--- DATA TO PROCESS ---

>>>

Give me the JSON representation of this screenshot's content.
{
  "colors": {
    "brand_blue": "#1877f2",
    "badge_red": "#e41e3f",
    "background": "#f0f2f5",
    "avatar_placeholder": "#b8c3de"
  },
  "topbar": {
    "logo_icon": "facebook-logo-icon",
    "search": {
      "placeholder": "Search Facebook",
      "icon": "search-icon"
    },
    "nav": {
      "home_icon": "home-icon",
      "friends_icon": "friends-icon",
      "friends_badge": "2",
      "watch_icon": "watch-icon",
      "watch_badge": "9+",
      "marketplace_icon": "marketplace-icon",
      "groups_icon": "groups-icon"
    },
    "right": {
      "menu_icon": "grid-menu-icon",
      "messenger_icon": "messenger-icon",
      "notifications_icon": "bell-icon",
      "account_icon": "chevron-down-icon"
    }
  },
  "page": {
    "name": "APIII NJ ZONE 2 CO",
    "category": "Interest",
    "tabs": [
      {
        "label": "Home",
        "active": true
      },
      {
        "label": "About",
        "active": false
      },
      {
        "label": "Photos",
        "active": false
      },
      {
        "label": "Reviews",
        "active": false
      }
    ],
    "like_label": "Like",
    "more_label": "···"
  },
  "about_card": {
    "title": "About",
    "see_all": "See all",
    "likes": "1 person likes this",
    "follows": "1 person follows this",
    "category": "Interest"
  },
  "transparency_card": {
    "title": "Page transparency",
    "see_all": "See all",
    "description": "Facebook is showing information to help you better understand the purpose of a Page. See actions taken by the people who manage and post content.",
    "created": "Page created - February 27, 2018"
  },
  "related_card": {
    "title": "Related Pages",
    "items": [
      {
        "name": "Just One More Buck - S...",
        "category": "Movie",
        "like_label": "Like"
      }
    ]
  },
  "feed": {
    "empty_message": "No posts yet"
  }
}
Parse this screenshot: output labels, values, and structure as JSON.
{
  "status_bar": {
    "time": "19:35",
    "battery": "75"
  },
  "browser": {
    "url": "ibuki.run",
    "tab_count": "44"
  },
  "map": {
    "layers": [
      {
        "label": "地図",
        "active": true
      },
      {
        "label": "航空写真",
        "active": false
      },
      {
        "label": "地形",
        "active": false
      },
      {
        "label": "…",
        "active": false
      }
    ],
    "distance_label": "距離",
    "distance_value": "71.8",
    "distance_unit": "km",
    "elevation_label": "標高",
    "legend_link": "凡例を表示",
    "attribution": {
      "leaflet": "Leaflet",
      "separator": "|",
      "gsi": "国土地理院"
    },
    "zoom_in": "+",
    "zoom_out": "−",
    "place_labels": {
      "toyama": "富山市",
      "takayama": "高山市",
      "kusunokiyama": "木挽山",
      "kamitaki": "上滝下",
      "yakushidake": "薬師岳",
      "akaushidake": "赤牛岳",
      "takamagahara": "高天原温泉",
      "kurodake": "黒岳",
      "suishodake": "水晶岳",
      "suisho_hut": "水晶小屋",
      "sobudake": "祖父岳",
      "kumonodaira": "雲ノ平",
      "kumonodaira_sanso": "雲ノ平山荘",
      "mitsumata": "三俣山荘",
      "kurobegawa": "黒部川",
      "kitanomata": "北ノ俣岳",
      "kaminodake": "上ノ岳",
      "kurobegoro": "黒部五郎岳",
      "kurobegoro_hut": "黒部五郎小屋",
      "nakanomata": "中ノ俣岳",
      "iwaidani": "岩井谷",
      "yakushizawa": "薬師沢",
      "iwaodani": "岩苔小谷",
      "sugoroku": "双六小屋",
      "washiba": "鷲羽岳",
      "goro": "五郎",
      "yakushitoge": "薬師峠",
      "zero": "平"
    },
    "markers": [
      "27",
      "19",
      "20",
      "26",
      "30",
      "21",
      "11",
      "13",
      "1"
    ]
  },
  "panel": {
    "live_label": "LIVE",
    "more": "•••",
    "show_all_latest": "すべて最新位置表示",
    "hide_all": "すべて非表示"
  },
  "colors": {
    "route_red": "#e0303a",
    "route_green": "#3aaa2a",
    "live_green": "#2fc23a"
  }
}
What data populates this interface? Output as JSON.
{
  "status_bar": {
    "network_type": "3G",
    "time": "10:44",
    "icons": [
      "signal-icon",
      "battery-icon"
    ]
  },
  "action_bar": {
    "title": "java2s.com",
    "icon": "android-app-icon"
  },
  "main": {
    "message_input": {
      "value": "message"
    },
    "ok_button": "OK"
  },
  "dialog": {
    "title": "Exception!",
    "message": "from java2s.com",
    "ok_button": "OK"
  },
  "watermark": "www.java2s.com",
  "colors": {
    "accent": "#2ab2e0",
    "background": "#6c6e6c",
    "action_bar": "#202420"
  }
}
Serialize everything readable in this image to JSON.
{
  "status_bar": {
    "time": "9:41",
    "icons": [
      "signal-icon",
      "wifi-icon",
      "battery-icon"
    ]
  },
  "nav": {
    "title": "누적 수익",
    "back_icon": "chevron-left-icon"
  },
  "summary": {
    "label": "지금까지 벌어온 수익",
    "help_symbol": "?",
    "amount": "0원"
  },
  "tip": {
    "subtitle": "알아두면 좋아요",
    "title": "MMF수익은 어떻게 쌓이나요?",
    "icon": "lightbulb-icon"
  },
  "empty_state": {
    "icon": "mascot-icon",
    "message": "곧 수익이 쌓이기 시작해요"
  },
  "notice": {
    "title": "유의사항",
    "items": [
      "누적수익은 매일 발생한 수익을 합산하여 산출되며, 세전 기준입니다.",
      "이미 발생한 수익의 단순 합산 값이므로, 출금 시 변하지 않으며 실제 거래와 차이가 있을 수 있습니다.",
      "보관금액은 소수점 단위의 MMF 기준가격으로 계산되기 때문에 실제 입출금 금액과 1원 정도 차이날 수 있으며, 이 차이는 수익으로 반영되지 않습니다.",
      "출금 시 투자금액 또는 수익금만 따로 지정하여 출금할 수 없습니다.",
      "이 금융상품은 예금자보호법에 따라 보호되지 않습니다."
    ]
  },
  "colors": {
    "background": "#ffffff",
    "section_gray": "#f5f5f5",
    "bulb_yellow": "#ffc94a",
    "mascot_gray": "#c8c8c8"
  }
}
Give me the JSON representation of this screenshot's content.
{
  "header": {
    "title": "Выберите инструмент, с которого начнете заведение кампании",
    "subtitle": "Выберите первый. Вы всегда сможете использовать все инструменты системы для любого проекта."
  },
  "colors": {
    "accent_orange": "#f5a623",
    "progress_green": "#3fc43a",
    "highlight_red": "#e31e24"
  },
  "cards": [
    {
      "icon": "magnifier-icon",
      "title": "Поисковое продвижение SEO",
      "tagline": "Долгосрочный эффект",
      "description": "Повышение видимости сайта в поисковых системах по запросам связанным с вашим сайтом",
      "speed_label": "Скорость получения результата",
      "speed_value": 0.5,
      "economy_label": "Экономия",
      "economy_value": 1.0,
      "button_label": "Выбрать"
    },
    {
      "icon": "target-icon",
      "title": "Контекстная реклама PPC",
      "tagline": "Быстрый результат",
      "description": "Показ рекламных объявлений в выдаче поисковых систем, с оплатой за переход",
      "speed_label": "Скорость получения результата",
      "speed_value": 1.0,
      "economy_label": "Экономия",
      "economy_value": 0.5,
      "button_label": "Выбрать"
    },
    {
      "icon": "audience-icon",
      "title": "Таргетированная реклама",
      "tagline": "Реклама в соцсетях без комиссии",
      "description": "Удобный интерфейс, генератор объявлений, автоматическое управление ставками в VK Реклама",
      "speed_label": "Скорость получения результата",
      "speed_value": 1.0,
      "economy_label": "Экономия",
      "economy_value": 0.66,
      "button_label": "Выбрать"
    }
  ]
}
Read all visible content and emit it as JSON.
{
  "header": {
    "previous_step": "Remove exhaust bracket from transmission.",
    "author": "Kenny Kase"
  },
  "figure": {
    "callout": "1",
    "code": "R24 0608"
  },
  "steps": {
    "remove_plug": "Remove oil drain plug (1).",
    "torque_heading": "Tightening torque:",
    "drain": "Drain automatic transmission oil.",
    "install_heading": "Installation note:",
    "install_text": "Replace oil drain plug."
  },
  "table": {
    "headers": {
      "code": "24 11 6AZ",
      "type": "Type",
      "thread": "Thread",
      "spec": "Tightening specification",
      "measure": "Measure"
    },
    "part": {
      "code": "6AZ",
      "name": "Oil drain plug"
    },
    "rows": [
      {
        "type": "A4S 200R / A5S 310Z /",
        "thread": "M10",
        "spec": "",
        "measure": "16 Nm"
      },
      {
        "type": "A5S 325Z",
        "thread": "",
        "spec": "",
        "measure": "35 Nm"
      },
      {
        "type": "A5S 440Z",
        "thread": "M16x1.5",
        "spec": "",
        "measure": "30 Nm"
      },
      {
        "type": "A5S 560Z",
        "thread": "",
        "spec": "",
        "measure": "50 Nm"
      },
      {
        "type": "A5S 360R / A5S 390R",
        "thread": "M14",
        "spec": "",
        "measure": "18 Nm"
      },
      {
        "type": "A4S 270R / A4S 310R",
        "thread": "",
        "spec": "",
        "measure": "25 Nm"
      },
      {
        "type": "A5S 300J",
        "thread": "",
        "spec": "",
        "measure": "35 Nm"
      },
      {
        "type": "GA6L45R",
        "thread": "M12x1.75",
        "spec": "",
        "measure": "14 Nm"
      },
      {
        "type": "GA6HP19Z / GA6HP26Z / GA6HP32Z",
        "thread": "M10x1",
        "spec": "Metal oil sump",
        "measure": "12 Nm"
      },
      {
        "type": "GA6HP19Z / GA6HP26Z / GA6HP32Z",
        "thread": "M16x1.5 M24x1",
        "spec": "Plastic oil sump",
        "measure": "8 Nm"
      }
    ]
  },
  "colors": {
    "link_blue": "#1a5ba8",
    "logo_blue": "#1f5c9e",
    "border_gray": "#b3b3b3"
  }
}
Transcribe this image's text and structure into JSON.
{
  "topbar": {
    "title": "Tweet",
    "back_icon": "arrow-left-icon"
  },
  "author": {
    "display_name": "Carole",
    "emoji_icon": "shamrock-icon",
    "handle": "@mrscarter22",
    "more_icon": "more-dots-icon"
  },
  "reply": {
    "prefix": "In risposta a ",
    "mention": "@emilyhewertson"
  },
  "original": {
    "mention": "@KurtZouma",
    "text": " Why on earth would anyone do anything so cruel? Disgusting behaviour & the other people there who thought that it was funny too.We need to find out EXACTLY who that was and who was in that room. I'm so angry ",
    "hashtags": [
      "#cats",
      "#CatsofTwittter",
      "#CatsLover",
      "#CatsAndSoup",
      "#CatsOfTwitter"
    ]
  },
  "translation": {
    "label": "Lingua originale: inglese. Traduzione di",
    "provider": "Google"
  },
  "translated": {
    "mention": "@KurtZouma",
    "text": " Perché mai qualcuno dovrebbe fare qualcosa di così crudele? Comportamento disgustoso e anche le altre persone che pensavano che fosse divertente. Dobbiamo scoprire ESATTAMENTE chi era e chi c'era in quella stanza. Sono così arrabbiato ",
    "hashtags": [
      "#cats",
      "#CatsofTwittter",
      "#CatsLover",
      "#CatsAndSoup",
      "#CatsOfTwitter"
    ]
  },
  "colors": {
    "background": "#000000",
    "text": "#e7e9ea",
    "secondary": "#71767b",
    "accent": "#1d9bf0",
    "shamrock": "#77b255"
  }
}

<<<

--- EXERCISE BRIEF ---
Find the lines containing "tagline" and list every one of them.

--- OUTPUT FOR THIS EXERCISE ---
      "tagline": "Долгосрочный эффект",
      "tagline": "Быстрый результат",
      "tagline": "Реклама в соцсетях без комиссии",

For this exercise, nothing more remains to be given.